>>>
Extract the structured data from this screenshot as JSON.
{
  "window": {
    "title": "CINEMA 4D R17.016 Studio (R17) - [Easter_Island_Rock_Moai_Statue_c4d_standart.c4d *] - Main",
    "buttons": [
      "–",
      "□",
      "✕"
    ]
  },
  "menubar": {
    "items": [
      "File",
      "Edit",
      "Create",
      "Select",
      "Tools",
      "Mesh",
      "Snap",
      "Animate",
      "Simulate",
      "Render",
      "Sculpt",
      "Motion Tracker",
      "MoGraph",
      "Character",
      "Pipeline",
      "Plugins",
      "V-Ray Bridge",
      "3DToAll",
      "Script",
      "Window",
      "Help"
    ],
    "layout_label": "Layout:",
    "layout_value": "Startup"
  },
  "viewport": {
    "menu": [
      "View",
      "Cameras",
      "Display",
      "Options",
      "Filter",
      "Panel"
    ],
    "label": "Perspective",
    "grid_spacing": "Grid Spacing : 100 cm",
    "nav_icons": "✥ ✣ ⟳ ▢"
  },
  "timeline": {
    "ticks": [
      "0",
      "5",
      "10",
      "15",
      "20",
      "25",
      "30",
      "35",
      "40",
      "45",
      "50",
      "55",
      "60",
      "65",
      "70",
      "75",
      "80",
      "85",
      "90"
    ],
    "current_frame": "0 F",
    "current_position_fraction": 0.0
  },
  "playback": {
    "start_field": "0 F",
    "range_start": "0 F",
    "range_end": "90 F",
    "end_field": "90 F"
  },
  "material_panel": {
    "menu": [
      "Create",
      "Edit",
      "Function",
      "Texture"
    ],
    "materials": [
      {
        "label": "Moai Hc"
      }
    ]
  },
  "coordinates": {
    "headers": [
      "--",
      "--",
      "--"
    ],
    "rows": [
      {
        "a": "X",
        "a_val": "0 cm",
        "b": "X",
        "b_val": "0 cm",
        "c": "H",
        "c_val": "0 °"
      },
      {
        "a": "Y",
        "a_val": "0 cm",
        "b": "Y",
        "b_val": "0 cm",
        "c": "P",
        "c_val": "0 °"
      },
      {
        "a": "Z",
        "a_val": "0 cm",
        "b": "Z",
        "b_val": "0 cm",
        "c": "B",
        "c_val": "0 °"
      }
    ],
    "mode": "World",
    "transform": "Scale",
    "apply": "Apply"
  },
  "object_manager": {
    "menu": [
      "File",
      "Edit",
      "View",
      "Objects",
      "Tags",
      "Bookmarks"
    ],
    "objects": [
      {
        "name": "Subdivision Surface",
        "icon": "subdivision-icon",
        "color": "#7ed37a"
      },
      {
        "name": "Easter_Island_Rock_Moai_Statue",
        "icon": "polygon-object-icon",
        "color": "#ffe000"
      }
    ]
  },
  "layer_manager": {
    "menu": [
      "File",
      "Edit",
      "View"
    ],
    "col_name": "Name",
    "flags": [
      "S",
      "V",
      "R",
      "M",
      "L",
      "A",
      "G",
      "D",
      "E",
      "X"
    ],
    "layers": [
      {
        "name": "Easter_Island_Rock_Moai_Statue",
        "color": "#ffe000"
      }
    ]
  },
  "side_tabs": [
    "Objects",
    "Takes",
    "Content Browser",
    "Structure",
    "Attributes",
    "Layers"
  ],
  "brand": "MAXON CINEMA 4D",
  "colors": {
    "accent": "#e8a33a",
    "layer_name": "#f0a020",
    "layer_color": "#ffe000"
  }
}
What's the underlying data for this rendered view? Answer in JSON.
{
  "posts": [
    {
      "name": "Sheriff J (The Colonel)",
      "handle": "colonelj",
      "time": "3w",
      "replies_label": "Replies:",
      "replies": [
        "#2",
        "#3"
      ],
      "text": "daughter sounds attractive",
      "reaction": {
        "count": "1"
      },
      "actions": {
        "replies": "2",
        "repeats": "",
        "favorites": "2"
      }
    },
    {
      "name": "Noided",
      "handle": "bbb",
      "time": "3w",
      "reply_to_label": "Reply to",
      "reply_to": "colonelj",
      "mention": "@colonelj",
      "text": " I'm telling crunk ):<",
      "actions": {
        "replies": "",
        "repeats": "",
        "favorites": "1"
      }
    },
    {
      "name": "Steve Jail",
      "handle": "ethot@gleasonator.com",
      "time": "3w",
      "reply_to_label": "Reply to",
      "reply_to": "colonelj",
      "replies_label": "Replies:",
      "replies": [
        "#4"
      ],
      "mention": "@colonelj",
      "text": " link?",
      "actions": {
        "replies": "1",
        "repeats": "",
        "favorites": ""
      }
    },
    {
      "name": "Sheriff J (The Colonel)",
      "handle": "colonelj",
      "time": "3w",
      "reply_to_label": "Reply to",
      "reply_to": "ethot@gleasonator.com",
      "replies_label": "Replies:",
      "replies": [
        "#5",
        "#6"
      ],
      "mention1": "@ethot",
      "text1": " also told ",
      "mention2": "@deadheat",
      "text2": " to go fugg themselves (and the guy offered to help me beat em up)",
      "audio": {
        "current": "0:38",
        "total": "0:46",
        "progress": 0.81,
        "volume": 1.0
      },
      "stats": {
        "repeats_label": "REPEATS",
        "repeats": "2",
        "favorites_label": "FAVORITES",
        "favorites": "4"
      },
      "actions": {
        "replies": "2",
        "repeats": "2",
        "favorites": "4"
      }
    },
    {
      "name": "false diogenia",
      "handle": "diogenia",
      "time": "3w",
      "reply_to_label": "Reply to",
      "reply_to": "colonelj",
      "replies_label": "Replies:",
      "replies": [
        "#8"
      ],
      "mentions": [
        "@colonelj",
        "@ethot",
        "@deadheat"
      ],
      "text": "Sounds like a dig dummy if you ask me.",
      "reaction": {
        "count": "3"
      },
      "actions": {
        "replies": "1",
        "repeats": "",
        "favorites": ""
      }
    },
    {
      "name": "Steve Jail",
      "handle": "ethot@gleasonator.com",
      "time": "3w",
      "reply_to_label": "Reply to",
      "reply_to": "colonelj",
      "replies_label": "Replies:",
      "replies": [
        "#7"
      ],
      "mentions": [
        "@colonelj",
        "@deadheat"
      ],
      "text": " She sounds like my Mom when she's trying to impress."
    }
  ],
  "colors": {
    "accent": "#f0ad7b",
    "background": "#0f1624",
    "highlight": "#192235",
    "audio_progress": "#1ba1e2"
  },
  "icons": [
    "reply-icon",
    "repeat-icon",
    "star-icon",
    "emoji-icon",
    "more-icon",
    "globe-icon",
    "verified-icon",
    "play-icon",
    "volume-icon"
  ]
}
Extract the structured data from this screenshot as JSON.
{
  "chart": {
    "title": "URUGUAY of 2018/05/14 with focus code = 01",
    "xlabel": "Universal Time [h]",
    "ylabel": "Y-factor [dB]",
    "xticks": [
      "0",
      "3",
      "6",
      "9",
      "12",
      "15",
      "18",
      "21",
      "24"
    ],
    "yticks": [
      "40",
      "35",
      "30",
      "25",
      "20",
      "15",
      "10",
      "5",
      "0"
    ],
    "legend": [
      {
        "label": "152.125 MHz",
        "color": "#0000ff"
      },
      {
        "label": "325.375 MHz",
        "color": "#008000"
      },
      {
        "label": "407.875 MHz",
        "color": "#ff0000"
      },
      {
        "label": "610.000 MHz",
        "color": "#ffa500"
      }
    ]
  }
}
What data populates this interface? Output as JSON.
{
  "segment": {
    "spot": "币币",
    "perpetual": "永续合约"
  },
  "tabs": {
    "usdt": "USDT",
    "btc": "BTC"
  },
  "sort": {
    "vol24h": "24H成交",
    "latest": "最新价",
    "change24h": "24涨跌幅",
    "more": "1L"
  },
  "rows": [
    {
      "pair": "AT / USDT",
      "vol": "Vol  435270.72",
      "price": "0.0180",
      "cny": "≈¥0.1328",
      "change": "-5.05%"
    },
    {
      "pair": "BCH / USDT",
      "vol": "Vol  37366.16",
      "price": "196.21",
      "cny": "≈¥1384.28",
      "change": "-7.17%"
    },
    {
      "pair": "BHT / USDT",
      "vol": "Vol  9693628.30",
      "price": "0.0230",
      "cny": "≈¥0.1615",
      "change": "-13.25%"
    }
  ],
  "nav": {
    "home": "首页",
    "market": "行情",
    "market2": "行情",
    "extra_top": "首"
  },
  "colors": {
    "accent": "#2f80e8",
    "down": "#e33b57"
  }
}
<<<
Given task ::
Return every line from the one holding "What data populates" through the end of the data, exactly as it appears, with both ends kept and nothing else.

Written solution ::
What data populates this interface? Output as JSON.
{
  "segment": {
    "spot": "币币",
    "perpetual": "永续合约"
  },
  "tabs": {
    "usdt": "USDT",
    "btc": "BTC"
  },
  "sort": {
    "vol24h": "24H成交",
    "latest": "最新价",
    "change24h": "24涨跌幅",
    "more": "1L"
  },
  "rows": [
    {
      "pair": "AT / USDT",
      "vol": "Vol  435270.72",
      "price": "0.0180",
      "cny": "≈¥0.1328",
      "change": "-5.05%"
    },
    {
      "pair": "BCH / USDT",
      "vol": "Vol  37366.16",
      "price": "196.21",
      "cny": "≈¥1384.28",
      "change": "-7.17%"
    },
    {
      "pair": "BHT / USDT",
      "vol": "Vol  9693628.30",
      "price": "0.0230",
      "cny": "≈¥0.1615",
      "change": "-13.25%"
    }
  ],
  "nav": {
    "home": "首页",
    "market": "行情",
    "market2": "行情",
    "extra_top": "首"
  },
  "colors": {
    "accent": "#2f80e8",
    "down": "#e33b57"
  }
}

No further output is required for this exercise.